══ Entries shown ══

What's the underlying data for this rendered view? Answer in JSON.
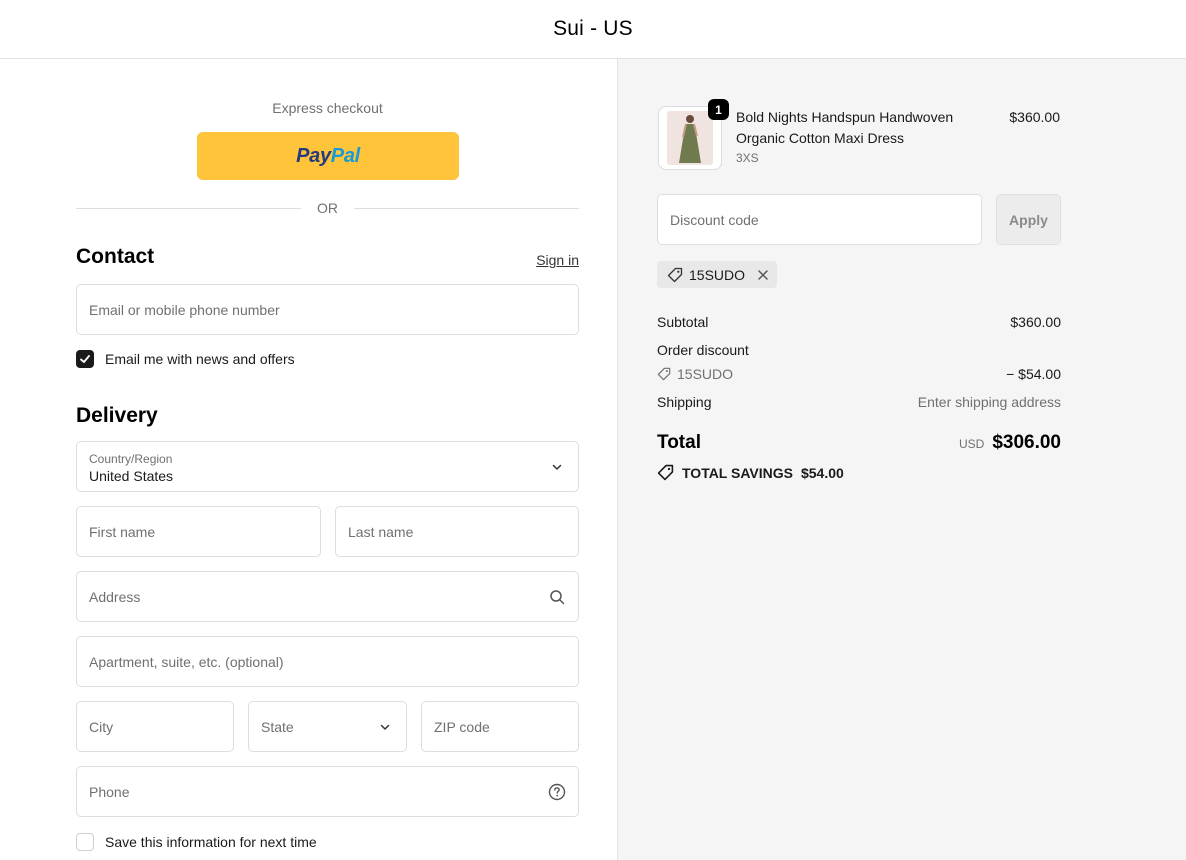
{
  "header": {
    "store_name": "Sui - US"
  },
  "express": {
    "label": "Express checkout",
    "paypal_pay": "Pay",
    "paypal_pal": "Pal",
    "or_text": "OR"
  },
  "contact": {
    "title": "Contact",
    "sign_in": "Sign in",
    "email_placeholder": "Email or mobile phone number",
    "news_label": "Email me with news and offers",
    "news_checked": true
  },
  "delivery": {
    "title": "Delivery",
    "country_label": "Country/Region",
    "country_value": "United States",
    "first_name_placeholder": "First name",
    "last_name_placeholder": "Last name",
    "address_placeholder": "Address",
    "apartment_placeholder": "Apartment, suite, etc. (optional)",
    "city_placeholder": "City",
    "state_placeholder": "State",
    "zip_placeholder": "ZIP code",
    "phone_placeholder": "Phone",
    "save_label": "Save this information for next time",
    "save_checked": false
  },
  "order": {
    "product": {
      "title": "Bold Nights Handspun Handwoven Organic Cotton Maxi Dress",
      "variant": "3XS",
      "price": "$360.00",
      "quantity": "1"
    },
    "discount_placeholder": "Discount code",
    "apply_label": "Apply",
    "applied_code": "15SUDO",
    "subtotal_label": "Subtotal",
    "subtotal_value": "$360.00",
    "order_discount_label": "Order discount",
    "order_discount_code": "15SUDO",
    "order_discount_value": "− $54.00",
    "shipping_label": "Shipping",
    "shipping_value": "Enter shipping address",
    "total_label": "Total",
    "total_currency": "USD",
    "total_value": "$306.00",
    "savings_label": "TOTAL SAVINGS",
    "savings_value": "$54.00"
  },
  "colors": {
    "paypal_yellow": "#ffc439",
    "paypal_dark": "#253b80",
    "paypal_light": "#179bd7",
    "summary_bg": "#f5f5f5"
  }
}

═══

### Instruction
Copy out all of the data word for word. Do not carry over any picture.

### Output of the exercise
What's the underlying data for this rendered view? Answer in JSON.
{
  "header": {
    "store_name": "Sui - US"
  },
  "express": {
    "label": "Express checkout",
    "paypal_pay": "Pay",
    "paypal_pal": "Pal",
    "or_text": "OR"
  },
  "contact": {
    "title": "Contact",
    "sign_in": "Sign in",
    "email_placeholder": "Email or mobile phone number",
    "news_label": "Email me with news and offers",
    "news_checked": true
  },
  "delivery": {
    "title": "Delivery",
    "country_label": "Country/Region",
    "country_value": "United States",
    "first_name_placeholder": "First name",
    "last_name_placeholder": "Last name",
    "address_placeholder": "Address",
    "apartment_placeholder": "Apartment, suite, etc. (optional)",
    "city_placeholder": "City",
    "state_placeholder": "State",
    "zip_placeholder": "ZIP code",
    "phone_placeholder": "Phone",
    "save_label": "Save this information for next time",
    "save_checked": false
  },
  "order": {
    "product": {
      "title": "Bold Nights Handspun Handwoven Organic Cotton Maxi Dress",
      "variant": "3XS",
      "price": "$360.00",
      "quantity": "1"
    },
    "discount_placeholder": "Discount code",
    "apply_label": "Apply",
    "applied_code": "15SUDO",
    "subtotal_label": "Subtotal",
    "subtotal_value": "$360.00",
    "order_discount_label": "Order discount",
    "order_discount_code": "15SUDO",
    "order_discount_value": "− $54.00",
    "shipping_label": "Shipping",
    "shipping_value": "Enter shipping address",
    "total_label": "Total",
    "total_currency": "USD",
    "total_value": "$306.00",
    "savings_label": "TOTAL SAVINGS",
    "savings_value": "$54.00"
  },
  "colors": {
    "paypal_yellow": "#ffc439",
    "paypal_dark": "#253b80",
    "paypal_light": "#179bd7",
    "summary_bg": "#f5f5f5"
  }
}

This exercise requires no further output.